Aim: Reproduce all of the data word for word.

(Data records)
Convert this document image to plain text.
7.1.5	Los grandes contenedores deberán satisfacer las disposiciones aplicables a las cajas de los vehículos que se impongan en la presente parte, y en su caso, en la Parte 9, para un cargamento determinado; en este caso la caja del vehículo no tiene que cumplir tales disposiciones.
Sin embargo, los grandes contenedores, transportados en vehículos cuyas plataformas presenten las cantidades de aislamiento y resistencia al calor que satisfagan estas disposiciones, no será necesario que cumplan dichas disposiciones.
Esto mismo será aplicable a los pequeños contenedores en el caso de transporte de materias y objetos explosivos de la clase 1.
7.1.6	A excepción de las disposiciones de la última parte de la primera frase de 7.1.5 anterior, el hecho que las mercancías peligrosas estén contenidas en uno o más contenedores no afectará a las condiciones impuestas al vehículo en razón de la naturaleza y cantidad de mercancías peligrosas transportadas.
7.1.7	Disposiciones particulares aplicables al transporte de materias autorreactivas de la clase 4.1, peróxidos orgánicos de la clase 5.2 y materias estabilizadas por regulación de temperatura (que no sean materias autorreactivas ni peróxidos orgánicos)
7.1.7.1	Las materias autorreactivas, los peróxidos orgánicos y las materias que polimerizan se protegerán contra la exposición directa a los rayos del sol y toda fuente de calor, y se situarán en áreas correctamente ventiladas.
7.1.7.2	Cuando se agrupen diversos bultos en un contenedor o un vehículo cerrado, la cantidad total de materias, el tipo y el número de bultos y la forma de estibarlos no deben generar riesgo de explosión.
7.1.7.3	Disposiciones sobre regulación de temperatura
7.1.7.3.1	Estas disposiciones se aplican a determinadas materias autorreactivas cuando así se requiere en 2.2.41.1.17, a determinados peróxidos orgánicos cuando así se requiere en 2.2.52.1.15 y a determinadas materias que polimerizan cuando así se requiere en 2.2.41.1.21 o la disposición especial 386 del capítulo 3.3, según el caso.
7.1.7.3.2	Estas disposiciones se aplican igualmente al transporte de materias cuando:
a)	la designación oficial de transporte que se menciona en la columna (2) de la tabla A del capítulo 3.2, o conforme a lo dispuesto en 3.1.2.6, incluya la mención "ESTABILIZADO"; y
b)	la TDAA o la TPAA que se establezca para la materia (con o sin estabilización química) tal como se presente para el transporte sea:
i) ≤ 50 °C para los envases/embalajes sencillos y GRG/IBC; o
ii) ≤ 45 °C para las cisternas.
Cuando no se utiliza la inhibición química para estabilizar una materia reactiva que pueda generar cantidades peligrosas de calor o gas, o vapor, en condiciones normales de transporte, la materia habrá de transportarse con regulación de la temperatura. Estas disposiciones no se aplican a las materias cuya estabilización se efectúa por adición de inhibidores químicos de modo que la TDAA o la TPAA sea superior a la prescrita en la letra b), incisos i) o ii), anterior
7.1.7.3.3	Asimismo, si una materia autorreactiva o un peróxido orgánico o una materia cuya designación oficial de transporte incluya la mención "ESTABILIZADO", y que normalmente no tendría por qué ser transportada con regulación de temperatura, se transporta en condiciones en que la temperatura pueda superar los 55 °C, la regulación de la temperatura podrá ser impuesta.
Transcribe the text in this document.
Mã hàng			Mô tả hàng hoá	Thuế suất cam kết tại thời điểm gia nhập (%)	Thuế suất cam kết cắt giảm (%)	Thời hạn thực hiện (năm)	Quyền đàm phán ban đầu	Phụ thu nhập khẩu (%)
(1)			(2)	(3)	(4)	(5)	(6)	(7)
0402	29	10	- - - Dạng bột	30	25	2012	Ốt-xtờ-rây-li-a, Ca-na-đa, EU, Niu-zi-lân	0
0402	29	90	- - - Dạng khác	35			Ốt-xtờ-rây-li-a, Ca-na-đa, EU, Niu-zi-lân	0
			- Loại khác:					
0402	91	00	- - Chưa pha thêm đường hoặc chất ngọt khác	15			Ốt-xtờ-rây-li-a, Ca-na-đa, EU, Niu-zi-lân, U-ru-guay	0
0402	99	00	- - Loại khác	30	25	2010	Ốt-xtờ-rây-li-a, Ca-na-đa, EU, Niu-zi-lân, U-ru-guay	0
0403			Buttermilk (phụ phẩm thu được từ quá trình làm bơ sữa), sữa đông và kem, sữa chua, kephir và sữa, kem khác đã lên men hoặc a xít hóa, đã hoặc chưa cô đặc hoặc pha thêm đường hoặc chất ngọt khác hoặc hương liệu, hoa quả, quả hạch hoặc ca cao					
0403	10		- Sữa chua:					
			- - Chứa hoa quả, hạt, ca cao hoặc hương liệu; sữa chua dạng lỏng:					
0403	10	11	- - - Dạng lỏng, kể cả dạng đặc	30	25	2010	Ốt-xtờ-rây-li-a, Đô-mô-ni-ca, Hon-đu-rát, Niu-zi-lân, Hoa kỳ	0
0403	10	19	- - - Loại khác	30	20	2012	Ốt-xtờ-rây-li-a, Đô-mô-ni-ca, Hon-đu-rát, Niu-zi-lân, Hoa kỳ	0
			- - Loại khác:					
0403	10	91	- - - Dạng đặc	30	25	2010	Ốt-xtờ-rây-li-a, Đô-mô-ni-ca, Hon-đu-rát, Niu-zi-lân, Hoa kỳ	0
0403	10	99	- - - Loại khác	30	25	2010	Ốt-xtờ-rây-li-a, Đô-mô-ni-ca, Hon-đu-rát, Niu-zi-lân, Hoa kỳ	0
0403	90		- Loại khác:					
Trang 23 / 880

Completed task:
Convert this document image to plain text.
7.1.5	Los grandes contenedores deberán satisfacer las disposiciones aplicables a las cajas de los vehículos que se impongan en la presente parte, y en su caso, en la Parte 9, para un cargamento determinado; en este caso la caja del vehículo no tiene que cumplir tales disposiciones.
Sin embargo, los grandes contenedores, transportados en vehículos cuyas plataformas presenten las cantidades de aislamiento y resistencia al calor que satisfagan estas disposiciones, no será necesario que cumplan dichas disposiciones.
Esto mismo será aplicable a los pequeños contenedores en el caso de transporte de materias y objetos explosivos de la clase 1.
7.1.6	A excepción de las disposiciones de la última parte de la primera frase de 7.1.5 anterior, el hecho que las mercancías peligrosas estén contenidas en uno o más contenedores no afectará a las condiciones impuestas al vehículo en razón de la naturaleza y cantidad de mercancías peligrosas transportadas.
7.1.7	Disposiciones particulares aplicables al transporte de materias autorreactivas de la clase 4.1, peróxidos orgánicos de la clase 5.2 y materias estabilizadas por regulación de temperatura (que no sean materias autorreactivas ni peróxidos orgánicos)
7.1.7.1	Las materias autorreactivas, los peróxidos orgánicos y las materias que polimerizan se protegerán contra la exposición directa a los rayos del sol y toda fuente de calor, y se situarán en áreas correctamente ventiladas.
7.1.7.2	Cuando se agrupen diversos bultos en un contenedor o un vehículo cerrado, la cantidad total de materias, el tipo y el número de bultos y la forma de estibarlos no deben generar riesgo de explosión.
7.1.7.3	Disposiciones sobre regulación de temperatura
7.1.7.3.1	Estas disposiciones se aplican a determinadas materias autorreactivas cuando así se requiere en 2.2.41.1.17, a determinados peróxidos orgánicos cuando así se requiere en 2.2.52.1.15 y a determinadas materias que polimerizan cuando así se requiere en 2.2.41.1.21 o la disposición especial 386 del capítulo 3.3, según el caso.
7.1.7.3.2	Estas disposiciones se aplican igualmente al transporte de materias cuando:
a)	la designación oficial de transporte que se menciona en la columna (2) de la tabla A del capítulo 3.2, o conforme a lo dispuesto en 3.1.2.6, incluya la mención "ESTABILIZADO"; y
b)	la TDAA o la TPAA que se establezca para la materia (con o sin estabilización química) tal como se presente para el transporte sea:
i) ≤ 50 °C para los envases/embalajes sencillos y GRG/IBC; o
ii) ≤ 45 °C para las cisternas.
Cuando no se utiliza la inhibición química para estabilizar una materia reactiva que pueda generar cantidades peligrosas de calor o gas, o vapor, en condiciones normales de transporte, la materia habrá de transportarse con regulación de la temperatura. Estas disposiciones no se aplican a las materias cuya estabilización se efectúa por adición de inhibidores químicos de modo que la TDAA o la TPAA sea superior a la prescrita en la letra b), incisos i) o ii), anterior
7.1.7.3.3	Asimismo, si una materia autorreactiva o un peróxido orgánico o una materia cuya designación oficial de transporte incluya la mención "ESTABILIZADO", y que normalmente no tendría por qué ser transportada con regulación de temperatura, se transporta en condiciones en que la temperatura pueda superar los 55 °C, la regulación de la temperatura podrá ser impuesta.
Transcribe the text in this document.
Mã hàng			Mô tả hàng hoá	Thuế suất cam kết tại thời điểm gia nhập (%)	Thuế suất cam kết cắt giảm (%)	Thời hạn thực hiện (năm)	Quyền đàm phán ban đầu	Phụ thu nhập khẩu (%)
(1)			(2)	(3)	(4)	(5)	(6)	(7)
0402	29	10	- - - Dạng bột	30	25	2012	Ốt-xtờ-rây-li-a, Ca-na-đa, EU, Niu-zi-lân	0
0402	29	90	- - - Dạng khác	35			Ốt-xtờ-rây-li-a, Ca-na-đa, EU, Niu-zi-lân	0
			- Loại khác:					
0402	91	00	- - Chưa pha thêm đường hoặc chất ngọt khác	15			Ốt-xtờ-rây-li-a, Ca-na-đa, EU, Niu-zi-lân, U-ru-guay	0
0402	99	00	- - Loại khác	30	25	2010	Ốt-xtờ-rây-li-a, Ca-na-đa, EU, Niu-zi-lân, U-ru-guay	0
0403			Buttermilk (phụ phẩm thu được từ quá trình làm bơ sữa), sữa đông và kem, sữa chua, kephir và sữa, kem khác đã lên men hoặc a xít hóa, đã hoặc chưa cô đặc hoặc pha thêm đường hoặc chất ngọt khác hoặc hương liệu, hoa quả, quả hạch hoặc ca cao					
0403	10		- Sữa chua:					
			- - Chứa hoa quả, hạt, ca cao hoặc hương liệu; sữa chua dạng lỏng:					
0403	10	11	- - - Dạng lỏng, kể cả dạng đặc	30	25	2010	Ốt-xtờ-rây-li-a, Đô-mô-ni-ca, Hon-đu-rát, Niu-zi-lân, Hoa kỳ	0
0403	10	19	- - - Loại khác	30	20	2012	Ốt-xtờ-rây-li-a, Đô-mô-ni-ca, Hon-đu-rát, Niu-zi-lân, Hoa kỳ	0
			- - Loại khác:					
0403	10	91	- - - Dạng đặc	30	25	2010	Ốt-xtờ-rây-li-a, Đô-mô-ni-ca, Hon-đu-rát, Niu-zi-lân, Hoa kỳ	0
0403	10	99	- - - Loại khác	30	25	2010	Ốt-xtờ-rây-li-a, Đô-mô-ni-ca, Hon-đu-rát, Niu-zi-lân, Hoa kỳ	0
0403	90		- Loại khác:					
Trang 23 / 880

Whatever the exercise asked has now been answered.